> [Ejercicio 1] Según el fragmento sobre la paga de los cómicos, ¿cuántas representaciones tuvo Medida por medida?

> [Fragmento de página]
- - -
Además, a diferencia de lo que sucede actualmente con una comedia de éxito, raramente se alcanzaban los treinta días de representación... y aún así, nunca seguidos, a veces en dos o tres años. Un espectáculo que se mantuviera en cartel una semana, se podía considerar un triunfo. Hamlet no tuvo más de veinte representaciones; El rey Lear todavía menos, Medida por medida sólo cinco. Ni siquiera los profesionales de éxito se podían permitir mucho despilfarro y casi todos echaban mano de otros trabajos alimenticios. Faminio Scala, me aseguraba Ferruccio Marotti, tenía una tiendecilla de perfumes en Venecia, otros vendían tejidos nobles. Los había que se ofrecían como cantantes en las bodas y quienes montaban coreografías para los banquetes de los señores, acompañando con danzas y cantos el servicio de cada plato. El propio Ruzante actuó un montón de veces en banquetes de bodas de ricos burgueses, y junto a él Chereo, Francatrippa y otros.


Las pagas eran parte en especie –telas, piezas de plata– y parte en dinero, pero siempre eran cifras modestas. Los más afortunados eran los actores de la compañía del príncipe o del duque que recibían un estipendio digno y casi fijo pero cuya condición de servilismo, como ya hemos visto, era con frecuencia humillante. Durante años, Molière tuvo que soportar esta situación cuando su compañía aceptó actuar y montar espectáculos sólo al servicio de un príncipe.


Para los juglares, los clown y los demás artistas itinerantes que actuaban en las ferias ciudadanas y campesinas, todo iba a la buena de Dios. Les pagaban en especie, las autoridades civiles y religiosas les imponían tributos y gravámenes de todo tipo, a veces las autoridades recurrían a la artimaña de retrasar los permisos de representación con pretextos burocráticos, hasta que la compañía, «al no estarle permitido permanecer en la plaza sin cobrar, se verá obligada a levantar tiendas y carros». Esta frase forma parte de la carta que ya he citado, del arcipreste Ottolelli al cardenal Borromeo, en la que el prelado daba valiosos consejos sobre cómo eliminar de la plaza a los cómicos –sin aparecer, sólo con la burocracia– , dejándolos en las miseria.


Algunas veces los cómicos conseguían un golpe de suerte, lograban que príncipes y ricos mercaderes les regalaran grandes sumas e incluso joyas (un ejemplo es el famoso collar de perlas que el Arlequín-Martinelli sacó a Enrique IV de Francia) però eran golpes excepcionales y difícilmente repetibles. En resumen, la paga de los cómicos, por lo general, no daba para grandes alegrías.
- - -
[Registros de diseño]
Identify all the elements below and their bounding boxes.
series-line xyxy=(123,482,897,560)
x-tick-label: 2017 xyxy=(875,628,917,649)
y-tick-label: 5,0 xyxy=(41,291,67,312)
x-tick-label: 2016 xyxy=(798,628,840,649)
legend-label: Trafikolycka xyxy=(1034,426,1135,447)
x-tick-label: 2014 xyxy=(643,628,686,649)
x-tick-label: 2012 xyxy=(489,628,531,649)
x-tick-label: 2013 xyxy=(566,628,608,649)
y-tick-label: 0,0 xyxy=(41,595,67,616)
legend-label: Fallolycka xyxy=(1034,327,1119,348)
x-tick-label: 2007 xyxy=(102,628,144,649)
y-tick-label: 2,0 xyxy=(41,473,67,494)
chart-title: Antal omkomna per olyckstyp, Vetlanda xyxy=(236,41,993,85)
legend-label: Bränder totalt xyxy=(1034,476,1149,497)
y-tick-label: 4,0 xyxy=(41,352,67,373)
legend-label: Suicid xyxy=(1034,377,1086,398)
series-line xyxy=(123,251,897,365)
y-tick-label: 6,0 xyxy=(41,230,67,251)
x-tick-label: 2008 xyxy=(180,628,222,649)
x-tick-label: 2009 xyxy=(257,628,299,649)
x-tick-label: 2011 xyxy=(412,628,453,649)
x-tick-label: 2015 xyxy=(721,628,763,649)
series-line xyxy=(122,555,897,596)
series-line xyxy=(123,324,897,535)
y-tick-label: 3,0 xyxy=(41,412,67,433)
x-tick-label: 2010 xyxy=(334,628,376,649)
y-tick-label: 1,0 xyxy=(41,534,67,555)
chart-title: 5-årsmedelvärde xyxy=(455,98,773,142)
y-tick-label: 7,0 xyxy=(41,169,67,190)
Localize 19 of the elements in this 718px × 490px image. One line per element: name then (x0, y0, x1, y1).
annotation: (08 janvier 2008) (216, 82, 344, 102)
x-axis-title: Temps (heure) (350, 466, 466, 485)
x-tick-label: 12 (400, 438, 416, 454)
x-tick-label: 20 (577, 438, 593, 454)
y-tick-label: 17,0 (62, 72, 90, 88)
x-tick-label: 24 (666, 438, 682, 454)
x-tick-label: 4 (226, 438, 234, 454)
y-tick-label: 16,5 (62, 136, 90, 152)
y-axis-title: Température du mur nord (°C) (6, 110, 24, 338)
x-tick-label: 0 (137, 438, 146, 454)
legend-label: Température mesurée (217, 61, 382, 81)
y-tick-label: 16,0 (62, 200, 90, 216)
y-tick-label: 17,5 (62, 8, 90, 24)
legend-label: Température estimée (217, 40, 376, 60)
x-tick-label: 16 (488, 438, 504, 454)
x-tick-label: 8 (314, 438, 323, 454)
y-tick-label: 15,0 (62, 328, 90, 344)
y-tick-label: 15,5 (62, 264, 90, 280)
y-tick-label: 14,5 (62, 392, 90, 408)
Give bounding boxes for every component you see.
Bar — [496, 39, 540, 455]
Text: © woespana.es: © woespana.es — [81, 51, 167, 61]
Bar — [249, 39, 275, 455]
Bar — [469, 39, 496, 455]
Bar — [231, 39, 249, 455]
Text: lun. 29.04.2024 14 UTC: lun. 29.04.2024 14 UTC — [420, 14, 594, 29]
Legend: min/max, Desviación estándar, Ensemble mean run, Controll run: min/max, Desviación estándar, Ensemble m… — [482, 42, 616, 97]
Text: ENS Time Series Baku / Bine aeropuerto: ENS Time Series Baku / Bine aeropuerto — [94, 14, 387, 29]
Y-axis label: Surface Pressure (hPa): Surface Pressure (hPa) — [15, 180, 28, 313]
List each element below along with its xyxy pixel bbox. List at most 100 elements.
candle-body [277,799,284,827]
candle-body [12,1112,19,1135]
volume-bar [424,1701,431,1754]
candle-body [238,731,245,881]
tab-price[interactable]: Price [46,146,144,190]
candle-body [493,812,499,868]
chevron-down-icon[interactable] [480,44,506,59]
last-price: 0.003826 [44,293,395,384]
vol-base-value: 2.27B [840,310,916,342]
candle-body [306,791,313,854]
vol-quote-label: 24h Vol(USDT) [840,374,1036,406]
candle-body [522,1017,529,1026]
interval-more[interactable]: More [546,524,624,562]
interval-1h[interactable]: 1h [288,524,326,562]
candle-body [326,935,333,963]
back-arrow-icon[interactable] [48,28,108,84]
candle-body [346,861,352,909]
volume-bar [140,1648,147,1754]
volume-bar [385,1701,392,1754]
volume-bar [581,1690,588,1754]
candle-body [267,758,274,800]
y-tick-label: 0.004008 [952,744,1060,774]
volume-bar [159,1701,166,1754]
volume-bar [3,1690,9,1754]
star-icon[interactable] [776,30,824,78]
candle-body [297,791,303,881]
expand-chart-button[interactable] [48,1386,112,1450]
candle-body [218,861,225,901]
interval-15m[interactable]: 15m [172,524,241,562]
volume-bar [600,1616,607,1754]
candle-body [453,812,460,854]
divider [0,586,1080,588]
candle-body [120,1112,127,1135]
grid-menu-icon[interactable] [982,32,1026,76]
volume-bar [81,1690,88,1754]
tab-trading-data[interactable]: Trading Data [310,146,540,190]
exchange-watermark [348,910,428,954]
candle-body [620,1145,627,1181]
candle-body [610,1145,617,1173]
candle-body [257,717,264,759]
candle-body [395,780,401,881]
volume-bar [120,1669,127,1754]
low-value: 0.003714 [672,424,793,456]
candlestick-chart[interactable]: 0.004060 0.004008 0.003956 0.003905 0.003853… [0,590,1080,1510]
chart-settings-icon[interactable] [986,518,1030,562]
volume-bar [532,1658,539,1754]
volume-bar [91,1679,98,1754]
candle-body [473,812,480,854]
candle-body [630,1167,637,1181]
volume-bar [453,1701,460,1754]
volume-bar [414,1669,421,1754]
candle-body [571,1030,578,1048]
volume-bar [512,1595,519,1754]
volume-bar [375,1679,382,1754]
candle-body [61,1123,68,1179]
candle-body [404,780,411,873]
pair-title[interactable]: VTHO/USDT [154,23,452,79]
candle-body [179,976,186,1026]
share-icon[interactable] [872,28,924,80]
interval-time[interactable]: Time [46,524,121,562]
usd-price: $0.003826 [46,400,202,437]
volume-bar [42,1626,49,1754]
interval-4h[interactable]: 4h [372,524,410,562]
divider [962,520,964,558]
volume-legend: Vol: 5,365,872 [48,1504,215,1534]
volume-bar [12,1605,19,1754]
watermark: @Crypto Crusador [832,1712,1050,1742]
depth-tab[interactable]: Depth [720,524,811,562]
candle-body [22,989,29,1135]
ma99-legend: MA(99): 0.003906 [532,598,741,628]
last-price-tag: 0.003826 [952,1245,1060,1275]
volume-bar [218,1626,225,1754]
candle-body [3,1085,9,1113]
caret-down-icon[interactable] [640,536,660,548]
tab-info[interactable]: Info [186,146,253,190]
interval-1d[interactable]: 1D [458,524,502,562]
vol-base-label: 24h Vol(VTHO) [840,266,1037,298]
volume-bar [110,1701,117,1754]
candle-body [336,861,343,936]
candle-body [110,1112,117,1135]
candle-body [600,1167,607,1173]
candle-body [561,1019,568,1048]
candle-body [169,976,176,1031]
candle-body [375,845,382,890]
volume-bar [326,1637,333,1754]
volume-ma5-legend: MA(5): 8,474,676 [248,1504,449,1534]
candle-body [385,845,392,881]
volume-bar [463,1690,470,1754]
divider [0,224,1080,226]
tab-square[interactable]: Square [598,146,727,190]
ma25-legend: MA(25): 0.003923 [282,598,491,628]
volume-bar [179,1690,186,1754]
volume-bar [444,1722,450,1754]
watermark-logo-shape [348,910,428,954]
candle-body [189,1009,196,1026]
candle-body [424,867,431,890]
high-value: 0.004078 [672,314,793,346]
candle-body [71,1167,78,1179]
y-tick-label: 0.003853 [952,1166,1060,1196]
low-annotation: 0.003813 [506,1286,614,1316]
- - -
> [Ejercicio 2] Ordena como lista JSON de cadenas, una por línea, las líneas de los registros desde el comienzo hasta la línea que contiene "legend-label: Fallolycka xyxy=(1034,327,1119,348)", ambas incluidas. Deja fuera las líneas en blanco.

> [Respuesta 1] Solo cinco representaciones.

> [Respuesta 2]
[
  "Identify all the elements below and their bounding boxes.",
  "series-line xyxy=(123,482,897,560)",
  "x-tick-label: 2017 xyxy=(875,628,917,649)",
  "y-tick-label: 5,0 xyxy=(41,291,67,312)",
  "x-tick-label: 2016 xyxy=(798,628,840,649)",
  "legend-label: Trafikolycka xyxy=(1034,426,1135,447)",
  "x-tick-label: 2014 xyxy=(643,628,686,649)",
  "x-tick-label: 2012 xyxy=(489,628,531,649)",
  "x-tick-label: 2013 xyxy=(566,628,608,649)",
  "y-tick-label: 0,0 xyxy=(41,595,67,616)",
  "legend-label: Fallolycka xyxy=(1034,327,1119,348)"
]